>> BEGIN Data in this exercise

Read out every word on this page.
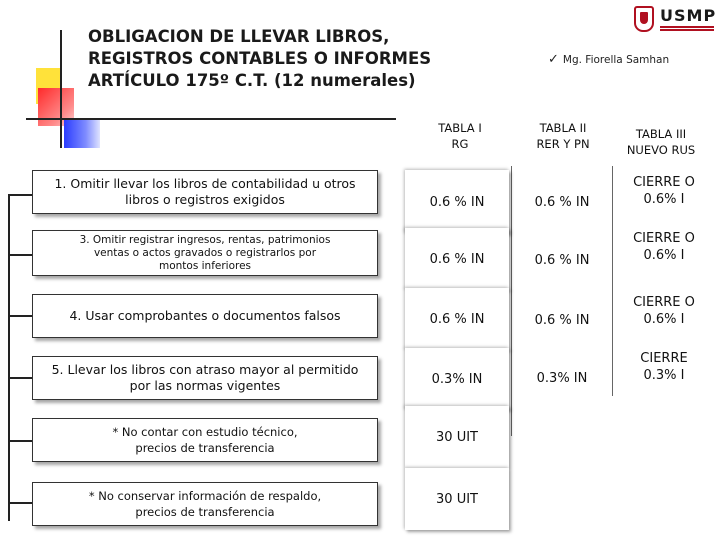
OBLIGACION DE LLEVAR LIBROS,
REGISTROS CONTABLES O INFORMES
ARTÍCULO 175º C.T. (12 numerales)
✓ Mg. Fiorella Samhan
USMP
TABLA I
RG
TABLA II
RER Y PN
TABLA III
NUEVO RUS
1. Omitir llevar los libros de contabilidad u otros
libros o registros exigidos
3. Omitir registrar ingresos, rentas, patrimonios
ventas o actos gravados o registrarlos por
montos inferiores
4. Usar comprobantes o documentos falsos
5. Llevar los libros con atraso mayor al permitido
por las normas vigentes
* No contar con estudio técnico,
precios de transferencia
* No conservar información de respaldo,
precios de transferencia
0.6 % IN
0.6 % IN
0.6 % IN
0.3% IN
30 UIT
30 UIT
0.6 % IN
0.6 % IN
0.6 % IN
0.3% IN
CIERRE O 0.6% I
CIERRE O 0.6% I
CIERRE O 0.6% I
CIERRE 0.3% I
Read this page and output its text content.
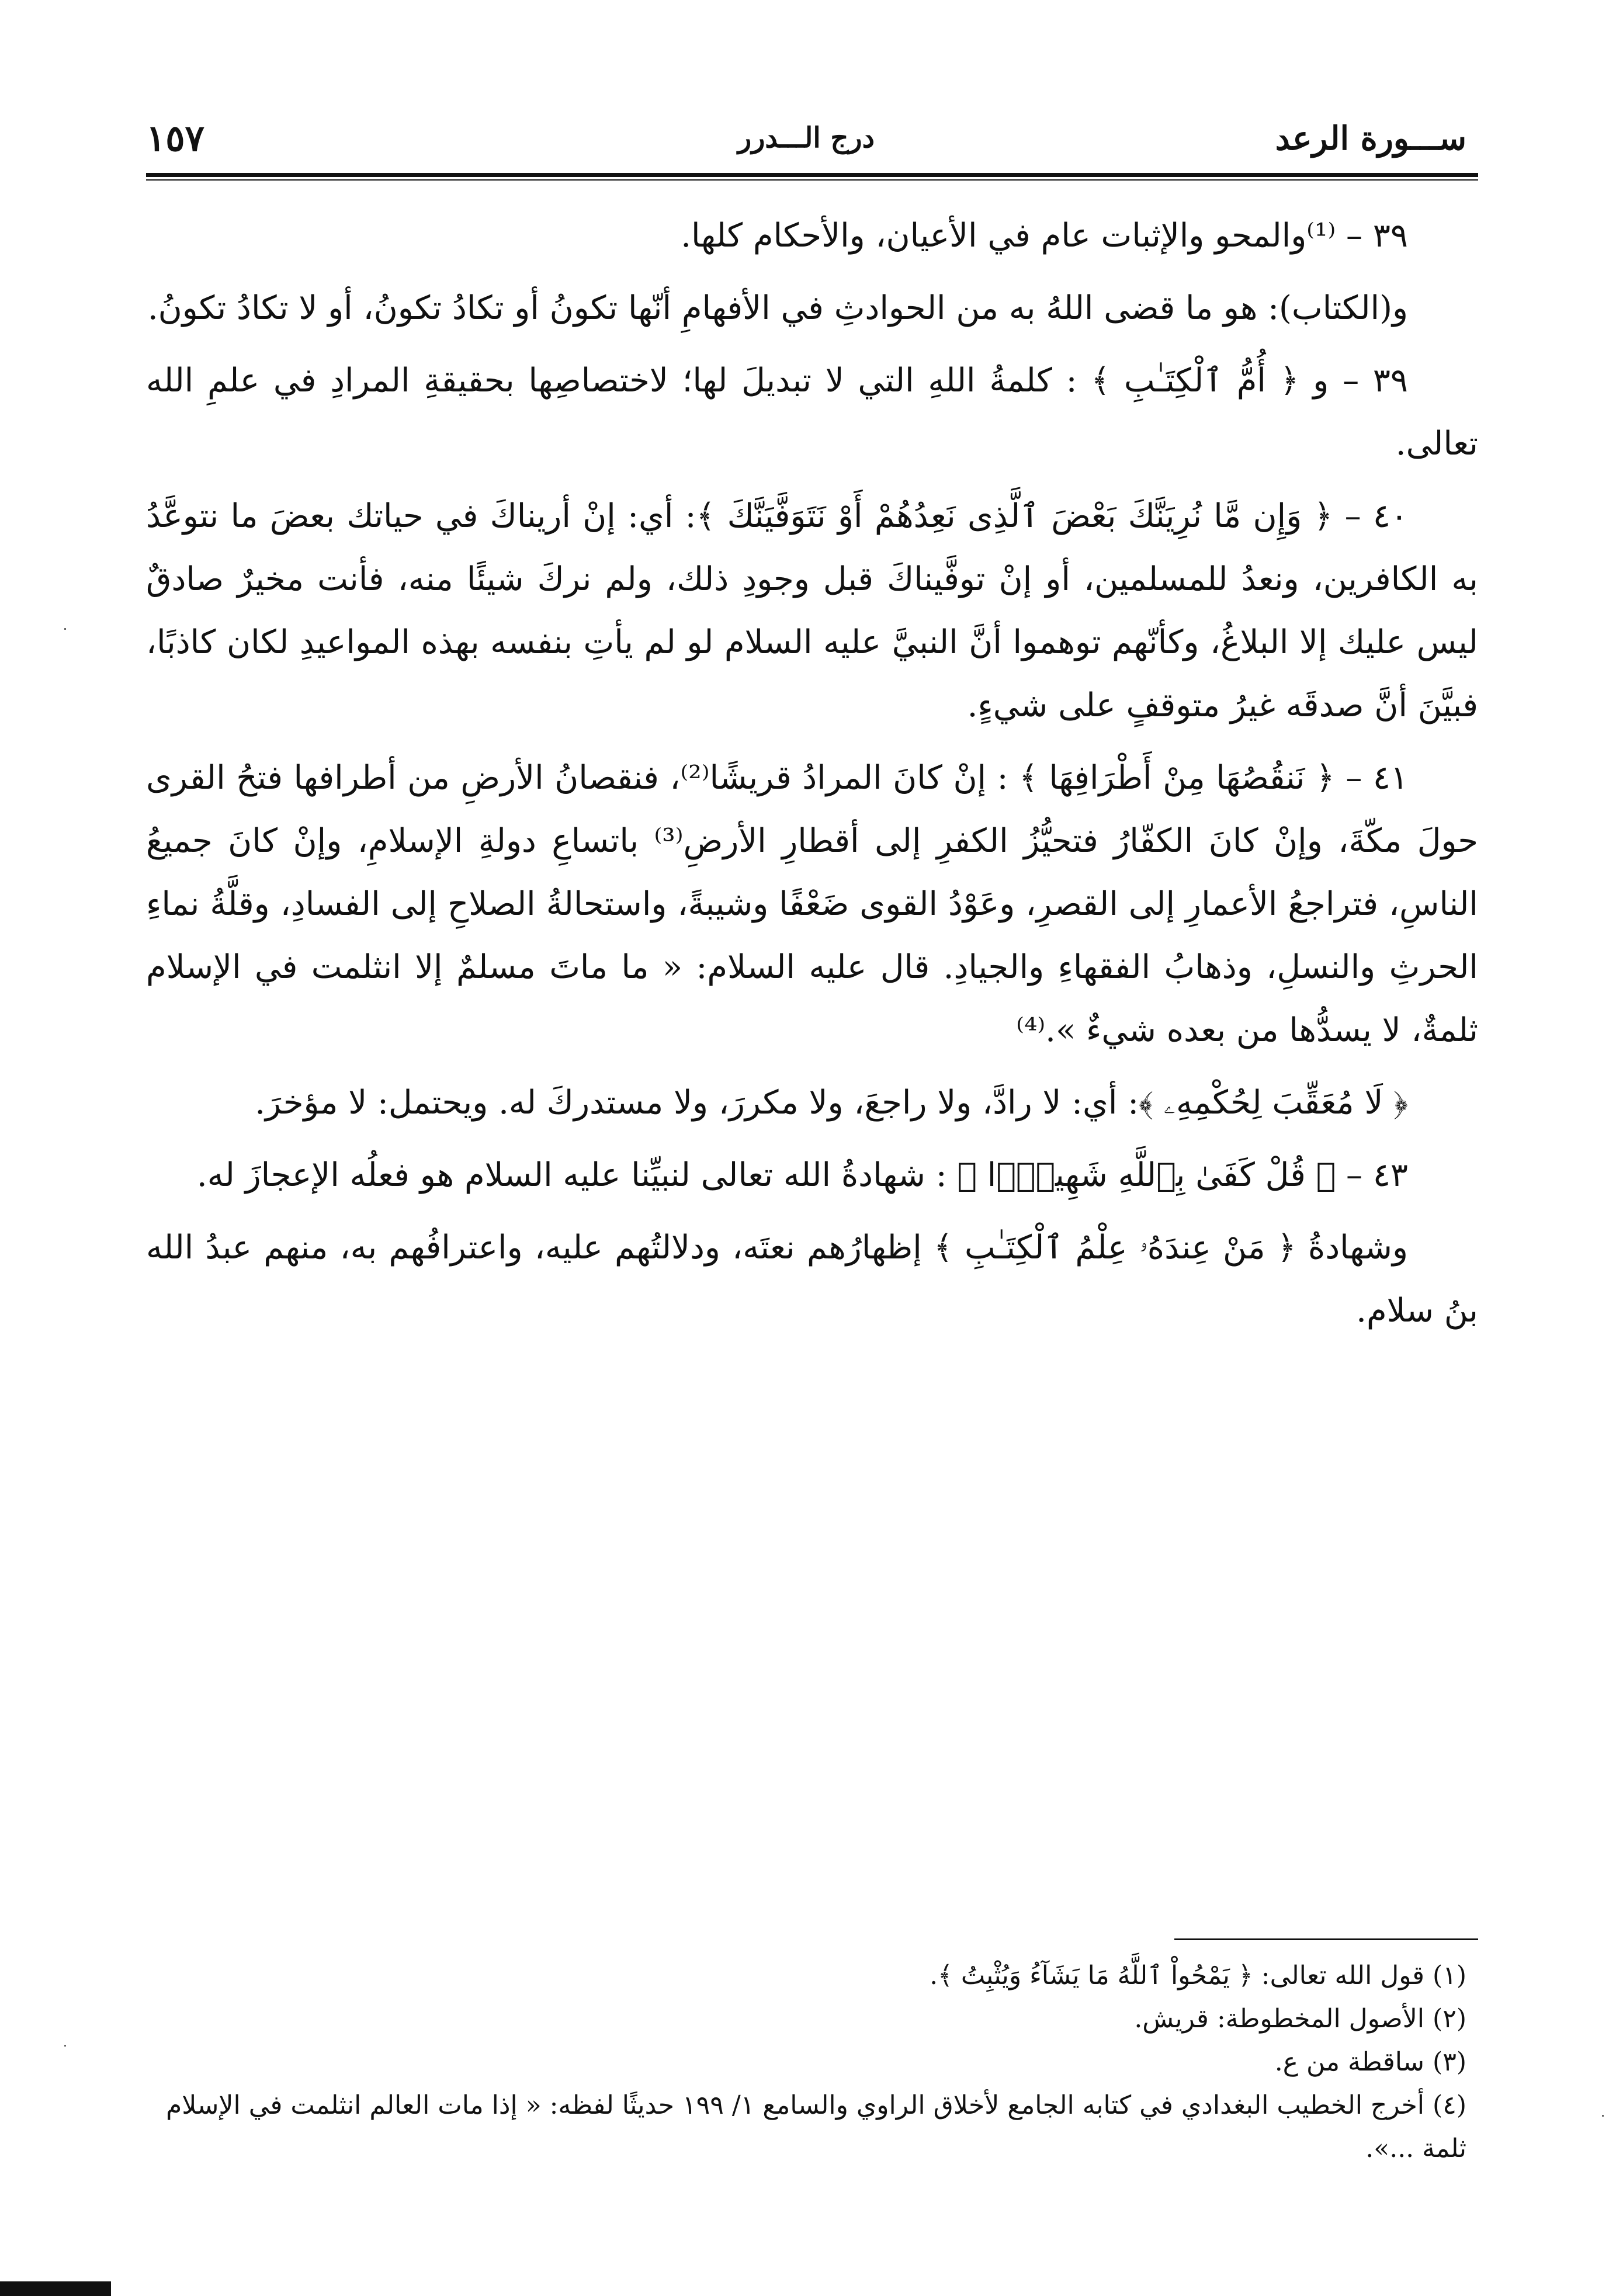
١٥٧	درج الـــدرر	ســـورة الرعد

٣٩ – ⁽¹⁾والمحو والإثبات عام في الأعيان، والأحكام كلها.

و(الكتاب): هو ما قضى اللهُ به من الحوادثِ في الأفهامِ أنّها تكونُ أو تكادُ تكونُ، أو لا تكادُ تكونُ.

٣٩ – و ﴿ أُمُّ ٱلْكِتَـٰبِ ﴾ : كلمةُ اللهِ التي لا تبديلَ لها؛ لاختصاصِها بحقيقةِ المرادِ في علمِ الله تعالى.

٤٠ – ﴿ وَإِن مَّا نُرِيَنَّكَ بَعْضَ ٱلَّذِى نَعِدُهُمْ أَوْ نَتَوَفَّيَنَّكَ ﴾: أي: إنْ أريناكَ في حياتك بعضَ ما نتوعَّدُ به الكافرين، ونعدُ للمسلمين، أو إنْ توفَّيناكَ قبل وجودِ ذلك، ولم نركَ شيئًا منه، فأنت مخيرٌ صادقٌ ليس عليك إلا البلاغُ، وكأنّهم توهموا أنَّ النبيَّ عليه السلام لو لم يأتِ بنفسه بهذه المواعيدِ لكان كاذبًا، فبيَّنَ أنَّ صدقَه غيرُ متوقفٍ على شيءٍ.

٤١ – ﴿ نَنقُصُهَا مِنْ أَطْرَافِهَا ﴾ : إنْ كانَ المرادُ قريشًا⁽²⁾، فنقصانُ الأرضِ من أطرافها فتحُ القرى حولَ مكّةَ، وإنْ كانَ الكفّارُ فتحيُّزُ الكفرِ إلى أقطارِ الأرضِ⁽³⁾ باتساعِ دولةِ الإسلامِ، وإنْ كانَ جميعُ الناسِ، فتراجعُ الأعمارِ إلى القصرِ، وعَوْدُ القوى ضَعْفًا وشيبةً، واستحالةُ الصلاحِ إلى الفسادِ، وقلَّةُ نماءِ الحرثِ والنسلِ، وذهابُ الفقهاءِ والجيادِ. قال عليه السلام: « ما ماتَ مسلمٌ إلا انثلمت في الإسلام ثلمةٌ، لا يسدُّها من بعده شيءٌ ».⁽⁴⁾

﴿ لَا مُعَقِّبَ لِحُكْمِهِۦ ﴾: أي: لا رادَّ، ولا راجعَ، ولا مكررَ، ولا مستدركَ له. ويحتمل: لا مؤخرَ.

٤٣ – ﴿ قُلْ كَفَىٰ بِٱللَّهِ شَهِيدًۢا ﴾ : شهادةُ الله تعالى لنبيِّنا عليه السلام هو فعلُه الإعجازَ له.

وشهادةُ ﴿ مَنْ عِندَهُۥ عِلْمُ ٱلْكِتَـٰبِ ﴾ إظهارُهم نعتَه، ودلالتُهم عليه، واعترافُهم به، منهم عبدُ الله بنُ سلام.

(١) قول الله تعالى: ﴿ يَمْحُواْ ٱللَّهُ مَا يَشَآءُ وَيُثْبِتُ ﴾.

(٢) الأصول المخطوطة: قريش.

(٣) ساقطة من ع.

(٤) أخرج الخطيب البغدادي في كتابه الجامع لأخلاق الراوي والسامع ١/ ١٩٩ حديثًا لفظه: « إذا مات العالم انثلمت في الإسلام ثلمة ...».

>> END Data in this exercise

◆ Exercise details: Leave out all pictures, then copy the remaining material exactly.

◆ Exercise answer:
Read out every word on this page.
OBLIGACION DE LLEVAR LIBROS,
REGISTROS CONTABLES O INFORMES
ARTÍCULO 175º C.T. (12 numerales)
✓ Mg. Fiorella Samhan
USMP
TABLA I
RG
TABLA II
RER Y PN
TABLA III
NUEVO RUS
1. Omitir llevar los libros de contabilidad u otros
libros o registros exigidos
3. Omitir registrar ingresos, rentas, patrimonios
ventas o actos gravados o registrarlos por
montos inferiores
4. Usar comprobantes o documentos falsos
5. Llevar los libros con atraso mayor al permitido
por las normas vigentes
* No contar con estudio técnico,
precios de transferencia
* No conservar información de respaldo,
precios de transferencia
0.6 % IN
0.6 % IN
0.6 % IN
0.3% IN
30 UIT
30 UIT
0.6 % IN
0.6 % IN
0.6 % IN
0.3% IN
CIERRE O 0.6% I
CIERRE O 0.6% I
CIERRE O 0.6% I
CIERRE 0.3% I
Read this page and output its text content.
١٥٧	درج الـــدرر	ســـورة الرعد

٣٩ – ⁽¹⁾والمحو والإثبات عام في الأعيان، والأحكام كلها.

و(الكتاب): هو ما قضى اللهُ به من الحوادثِ في الأفهامِ أنّها تكونُ أو تكادُ تكونُ، أو لا تكادُ تكونُ.

٣٩ – و ﴿ أُمُّ ٱلْكِتَـٰبِ ﴾ : كلمةُ اللهِ التي لا تبديلَ لها؛ لاختصاصِها بحقيقةِ المرادِ في علمِ الله تعالى.

٤٠ – ﴿ وَإِن مَّا نُرِيَنَّكَ بَعْضَ ٱلَّذِى نَعِدُهُمْ أَوْ نَتَوَفَّيَنَّكَ ﴾: أي: إنْ أريناكَ في حياتك بعضَ ما نتوعَّدُ به الكافرين، ونعدُ للمسلمين، أو إنْ توفَّيناكَ قبل وجودِ ذلك، ولم نركَ شيئًا منه، فأنت مخيرٌ صادقٌ ليس عليك إلا البلاغُ، وكأنّهم توهموا أنَّ النبيَّ عليه السلام لو لم يأتِ بنفسه بهذه المواعيدِ لكان كاذبًا، فبيَّنَ أنَّ صدقَه غيرُ متوقفٍ على شيءٍ.

٤١ – ﴿ نَنقُصُهَا مِنْ أَطْرَافِهَا ﴾ : إنْ كانَ المرادُ قريشًا⁽²⁾، فنقصانُ الأرضِ من أطرافها فتحُ القرى حولَ مكّةَ، وإنْ كانَ الكفّارُ فتحيُّزُ الكفرِ إلى أقطارِ الأرضِ⁽³⁾ باتساعِ دولةِ الإسلامِ، وإنْ كانَ جميعُ الناسِ، فتراجعُ الأعمارِ إلى القصرِ، وعَوْدُ القوى ضَعْفًا وشيبةً، واستحالةُ الصلاحِ إلى الفسادِ، وقلَّةُ نماءِ الحرثِ والنسلِ، وذهابُ الفقهاءِ والجيادِ. قال عليه السلام: « ما ماتَ مسلمٌ إلا انثلمت في الإسلام ثلمةٌ، لا يسدُّها من بعده شيءٌ ».⁽⁴⁾

﴿ لَا مُعَقِّبَ لِحُكْمِهِۦ ﴾: أي: لا رادَّ، ولا راجعَ، ولا مكررَ، ولا مستدركَ له. ويحتمل: لا مؤخرَ.

٤٣ – ﴿ قُلْ كَفَىٰ بِٱللَّهِ شَهِيدًۢا ﴾ : شهادةُ الله تعالى لنبيِّنا عليه السلام هو فعلُه الإعجازَ له.

وشهادةُ ﴿ مَنْ عِندَهُۥ عِلْمُ ٱلْكِتَـٰبِ ﴾ إظهارُهم نعتَه، ودلالتُهم عليه، واعترافُهم به، منهم عبدُ الله بنُ سلام.

(١) قول الله تعالى: ﴿ يَمْحُواْ ٱللَّهُ مَا يَشَآءُ وَيُثْبِتُ ﴾.

(٢) الأصول المخطوطة: قريش.

(٣) ساقطة من ع.

(٤) أخرج الخطيب البغدادي في كتابه الجامع لأخلاق الراوي والسامع ١/ ١٩٩ حديثًا لفظه: « إذا مات العالم انثلمت في الإسلام ثلمة ...».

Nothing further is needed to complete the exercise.